#### TASK DETAILS
Copy everything in the listing from the line containing "Annotate this image: element" down to the line containing "curve-right xyxy=(538,340,767,732)", both of those lines included, reproducing each line precisely.

#### DATA TO PROCESS
--------------------------------

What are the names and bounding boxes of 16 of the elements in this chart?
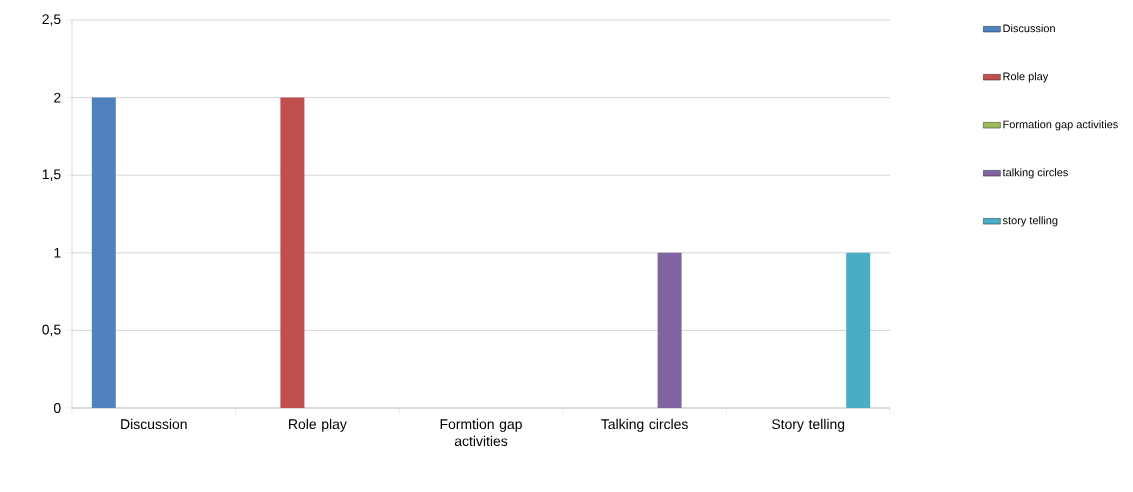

--------------------------------

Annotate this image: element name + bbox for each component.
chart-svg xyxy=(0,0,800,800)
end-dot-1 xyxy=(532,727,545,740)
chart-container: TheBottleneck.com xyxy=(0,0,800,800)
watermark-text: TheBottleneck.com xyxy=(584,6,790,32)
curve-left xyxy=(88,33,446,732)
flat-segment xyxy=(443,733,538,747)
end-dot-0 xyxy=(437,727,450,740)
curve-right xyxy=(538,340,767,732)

--------------------------------

#### REPLY TO THE TASK
Annotate this image: element name + bbox for each component.
chart-svg xyxy=(0,0,800,800)
end-dot-1 xyxy=(532,727,545,740)
chart-container: TheBottleneck.com xyxy=(0,0,800,800)
watermark-text: TheBottleneck.com xyxy=(584,6,790,32)
curve-left xyxy=(88,33,446,732)
flat-segment xyxy=(443,733,538,747)
end-dot-0 xyxy=(437,727,450,740)
curve-right xyxy=(538,340,767,732)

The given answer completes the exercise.